Required task: Select all lines holding the word "surplus" from the entries that follow.

Records excerpted from a collection:
☆ ☆ ☆ ☆

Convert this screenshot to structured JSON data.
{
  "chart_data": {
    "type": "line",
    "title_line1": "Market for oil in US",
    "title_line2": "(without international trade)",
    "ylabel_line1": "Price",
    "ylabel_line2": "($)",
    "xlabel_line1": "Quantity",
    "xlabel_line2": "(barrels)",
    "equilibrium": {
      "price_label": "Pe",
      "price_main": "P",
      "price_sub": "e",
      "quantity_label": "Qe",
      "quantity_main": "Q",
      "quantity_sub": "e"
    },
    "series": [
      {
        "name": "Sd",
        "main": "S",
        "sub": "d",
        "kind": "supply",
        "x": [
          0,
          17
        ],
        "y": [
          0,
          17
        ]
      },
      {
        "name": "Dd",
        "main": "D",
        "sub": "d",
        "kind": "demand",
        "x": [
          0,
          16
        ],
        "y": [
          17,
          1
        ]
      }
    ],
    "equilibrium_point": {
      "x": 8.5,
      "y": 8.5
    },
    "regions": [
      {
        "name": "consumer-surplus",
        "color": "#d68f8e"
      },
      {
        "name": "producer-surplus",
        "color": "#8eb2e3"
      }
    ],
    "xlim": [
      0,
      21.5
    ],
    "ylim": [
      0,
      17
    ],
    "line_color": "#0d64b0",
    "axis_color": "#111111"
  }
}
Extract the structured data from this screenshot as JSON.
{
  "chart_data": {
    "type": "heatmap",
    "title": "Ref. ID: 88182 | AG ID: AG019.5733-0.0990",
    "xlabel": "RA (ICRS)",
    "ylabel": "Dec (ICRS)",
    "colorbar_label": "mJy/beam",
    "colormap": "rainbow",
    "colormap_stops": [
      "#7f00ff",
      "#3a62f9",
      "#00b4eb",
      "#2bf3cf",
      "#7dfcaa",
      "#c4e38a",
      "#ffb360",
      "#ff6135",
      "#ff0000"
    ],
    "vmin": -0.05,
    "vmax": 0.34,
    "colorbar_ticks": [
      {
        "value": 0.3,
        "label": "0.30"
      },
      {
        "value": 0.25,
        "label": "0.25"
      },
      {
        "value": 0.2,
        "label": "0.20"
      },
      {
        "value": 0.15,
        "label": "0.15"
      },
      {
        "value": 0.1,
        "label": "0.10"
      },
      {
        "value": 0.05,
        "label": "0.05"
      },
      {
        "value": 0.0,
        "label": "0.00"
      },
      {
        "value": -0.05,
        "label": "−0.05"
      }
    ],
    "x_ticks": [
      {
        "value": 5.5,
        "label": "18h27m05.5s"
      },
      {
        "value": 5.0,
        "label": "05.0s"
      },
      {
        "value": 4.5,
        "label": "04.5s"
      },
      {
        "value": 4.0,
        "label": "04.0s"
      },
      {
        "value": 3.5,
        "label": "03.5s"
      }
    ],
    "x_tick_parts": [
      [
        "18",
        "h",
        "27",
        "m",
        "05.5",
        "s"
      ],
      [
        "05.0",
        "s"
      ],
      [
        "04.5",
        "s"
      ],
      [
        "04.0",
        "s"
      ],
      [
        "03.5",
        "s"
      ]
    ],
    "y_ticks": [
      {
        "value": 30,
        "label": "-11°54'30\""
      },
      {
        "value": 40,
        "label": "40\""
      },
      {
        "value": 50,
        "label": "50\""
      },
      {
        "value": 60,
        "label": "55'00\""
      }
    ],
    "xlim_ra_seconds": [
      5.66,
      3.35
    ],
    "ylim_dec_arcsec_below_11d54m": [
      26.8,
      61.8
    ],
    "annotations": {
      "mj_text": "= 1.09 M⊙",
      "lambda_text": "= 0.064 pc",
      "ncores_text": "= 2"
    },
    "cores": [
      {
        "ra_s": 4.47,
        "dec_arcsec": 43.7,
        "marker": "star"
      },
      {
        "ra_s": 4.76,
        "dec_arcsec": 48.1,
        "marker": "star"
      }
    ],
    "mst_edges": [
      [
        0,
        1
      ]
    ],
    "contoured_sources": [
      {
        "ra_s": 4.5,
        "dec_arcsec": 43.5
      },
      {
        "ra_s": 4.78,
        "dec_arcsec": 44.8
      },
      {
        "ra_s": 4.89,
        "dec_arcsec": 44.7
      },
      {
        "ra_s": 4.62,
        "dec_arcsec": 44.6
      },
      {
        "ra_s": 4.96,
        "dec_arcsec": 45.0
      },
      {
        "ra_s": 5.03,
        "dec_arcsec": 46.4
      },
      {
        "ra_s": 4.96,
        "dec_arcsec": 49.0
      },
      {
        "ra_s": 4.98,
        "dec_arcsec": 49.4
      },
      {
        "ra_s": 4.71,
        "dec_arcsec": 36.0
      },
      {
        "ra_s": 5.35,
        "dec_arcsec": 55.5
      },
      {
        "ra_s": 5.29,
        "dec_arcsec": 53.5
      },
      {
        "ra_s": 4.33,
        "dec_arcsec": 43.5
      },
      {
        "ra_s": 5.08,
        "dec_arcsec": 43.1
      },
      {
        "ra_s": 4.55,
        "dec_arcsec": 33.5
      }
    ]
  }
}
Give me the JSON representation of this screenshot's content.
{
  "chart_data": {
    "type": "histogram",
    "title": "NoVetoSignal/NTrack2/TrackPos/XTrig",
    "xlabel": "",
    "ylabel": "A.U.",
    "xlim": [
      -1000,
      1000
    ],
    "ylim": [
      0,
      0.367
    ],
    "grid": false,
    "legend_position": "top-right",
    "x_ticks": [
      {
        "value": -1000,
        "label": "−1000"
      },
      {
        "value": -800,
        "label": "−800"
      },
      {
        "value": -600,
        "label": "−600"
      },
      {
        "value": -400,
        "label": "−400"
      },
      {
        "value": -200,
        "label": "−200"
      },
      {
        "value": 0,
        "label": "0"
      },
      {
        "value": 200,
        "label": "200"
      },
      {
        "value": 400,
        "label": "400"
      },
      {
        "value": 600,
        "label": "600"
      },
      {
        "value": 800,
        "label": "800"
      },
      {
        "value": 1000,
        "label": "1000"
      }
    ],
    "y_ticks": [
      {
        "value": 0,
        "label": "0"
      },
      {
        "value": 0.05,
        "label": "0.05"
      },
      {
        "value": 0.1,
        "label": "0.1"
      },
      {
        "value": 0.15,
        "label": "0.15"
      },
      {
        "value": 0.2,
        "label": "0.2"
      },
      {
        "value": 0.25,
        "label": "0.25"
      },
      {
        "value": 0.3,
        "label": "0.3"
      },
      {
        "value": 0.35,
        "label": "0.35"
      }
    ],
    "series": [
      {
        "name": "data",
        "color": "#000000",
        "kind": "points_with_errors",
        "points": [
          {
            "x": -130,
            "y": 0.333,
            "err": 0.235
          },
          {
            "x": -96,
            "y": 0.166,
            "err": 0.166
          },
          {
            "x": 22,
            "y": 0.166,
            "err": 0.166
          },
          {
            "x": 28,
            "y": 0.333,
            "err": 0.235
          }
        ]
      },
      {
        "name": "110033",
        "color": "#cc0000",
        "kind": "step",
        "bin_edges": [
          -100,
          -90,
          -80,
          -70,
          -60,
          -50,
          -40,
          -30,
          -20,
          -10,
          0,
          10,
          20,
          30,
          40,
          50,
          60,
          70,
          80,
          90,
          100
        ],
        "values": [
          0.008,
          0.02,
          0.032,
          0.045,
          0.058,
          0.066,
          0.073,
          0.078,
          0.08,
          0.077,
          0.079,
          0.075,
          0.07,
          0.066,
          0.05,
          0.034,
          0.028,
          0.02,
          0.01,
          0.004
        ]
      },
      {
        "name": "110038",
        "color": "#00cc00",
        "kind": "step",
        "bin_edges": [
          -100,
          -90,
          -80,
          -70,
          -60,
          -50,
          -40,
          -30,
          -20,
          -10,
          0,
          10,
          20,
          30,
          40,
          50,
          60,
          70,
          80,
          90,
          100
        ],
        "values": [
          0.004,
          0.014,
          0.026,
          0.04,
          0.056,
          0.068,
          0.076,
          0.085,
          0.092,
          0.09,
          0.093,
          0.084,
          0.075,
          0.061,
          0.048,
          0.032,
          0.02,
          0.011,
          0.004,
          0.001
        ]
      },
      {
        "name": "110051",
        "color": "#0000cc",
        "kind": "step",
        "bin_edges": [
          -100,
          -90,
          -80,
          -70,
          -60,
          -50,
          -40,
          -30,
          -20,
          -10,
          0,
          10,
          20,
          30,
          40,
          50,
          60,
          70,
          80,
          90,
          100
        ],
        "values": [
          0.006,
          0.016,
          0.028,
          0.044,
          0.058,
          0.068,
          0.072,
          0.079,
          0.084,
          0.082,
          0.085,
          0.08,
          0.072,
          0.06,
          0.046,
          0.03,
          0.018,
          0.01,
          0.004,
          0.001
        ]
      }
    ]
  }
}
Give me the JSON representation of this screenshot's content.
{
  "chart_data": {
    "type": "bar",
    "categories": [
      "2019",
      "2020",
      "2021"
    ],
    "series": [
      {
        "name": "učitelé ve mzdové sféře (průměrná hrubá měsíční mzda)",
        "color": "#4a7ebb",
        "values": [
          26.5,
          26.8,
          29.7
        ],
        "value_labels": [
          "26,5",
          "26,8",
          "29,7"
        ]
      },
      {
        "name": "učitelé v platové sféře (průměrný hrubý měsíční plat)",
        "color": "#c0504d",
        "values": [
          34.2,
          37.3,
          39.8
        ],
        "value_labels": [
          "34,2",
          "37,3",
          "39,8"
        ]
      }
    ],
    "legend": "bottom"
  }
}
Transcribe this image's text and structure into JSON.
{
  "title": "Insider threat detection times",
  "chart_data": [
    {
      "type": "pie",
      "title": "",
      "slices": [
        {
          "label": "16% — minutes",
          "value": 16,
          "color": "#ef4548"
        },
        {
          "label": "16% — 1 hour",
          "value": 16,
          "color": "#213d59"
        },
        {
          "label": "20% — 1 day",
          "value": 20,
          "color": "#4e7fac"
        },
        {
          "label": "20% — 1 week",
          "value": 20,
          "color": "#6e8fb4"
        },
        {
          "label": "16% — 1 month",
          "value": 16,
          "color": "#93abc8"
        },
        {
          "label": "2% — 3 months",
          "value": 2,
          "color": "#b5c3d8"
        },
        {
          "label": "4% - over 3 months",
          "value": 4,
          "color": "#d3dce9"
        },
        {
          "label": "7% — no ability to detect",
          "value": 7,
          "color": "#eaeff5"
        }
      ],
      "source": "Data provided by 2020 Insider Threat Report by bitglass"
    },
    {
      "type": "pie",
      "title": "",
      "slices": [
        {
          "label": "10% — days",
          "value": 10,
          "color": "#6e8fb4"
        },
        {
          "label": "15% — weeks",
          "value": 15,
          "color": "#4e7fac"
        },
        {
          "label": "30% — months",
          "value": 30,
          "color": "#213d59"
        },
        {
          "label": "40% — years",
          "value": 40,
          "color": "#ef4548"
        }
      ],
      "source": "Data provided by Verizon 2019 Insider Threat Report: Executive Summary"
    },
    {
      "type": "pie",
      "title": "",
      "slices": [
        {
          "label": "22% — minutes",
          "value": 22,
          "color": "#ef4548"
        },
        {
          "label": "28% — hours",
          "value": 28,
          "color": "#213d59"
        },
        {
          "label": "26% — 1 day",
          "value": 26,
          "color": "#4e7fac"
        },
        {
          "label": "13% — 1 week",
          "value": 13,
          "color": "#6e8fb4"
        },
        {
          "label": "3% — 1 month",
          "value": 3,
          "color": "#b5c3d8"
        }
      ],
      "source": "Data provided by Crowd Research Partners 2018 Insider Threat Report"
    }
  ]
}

☆ ☆ ☆ ☆

Full response:
        "name": "consumer-surplus",
        "name": "producer-surplus",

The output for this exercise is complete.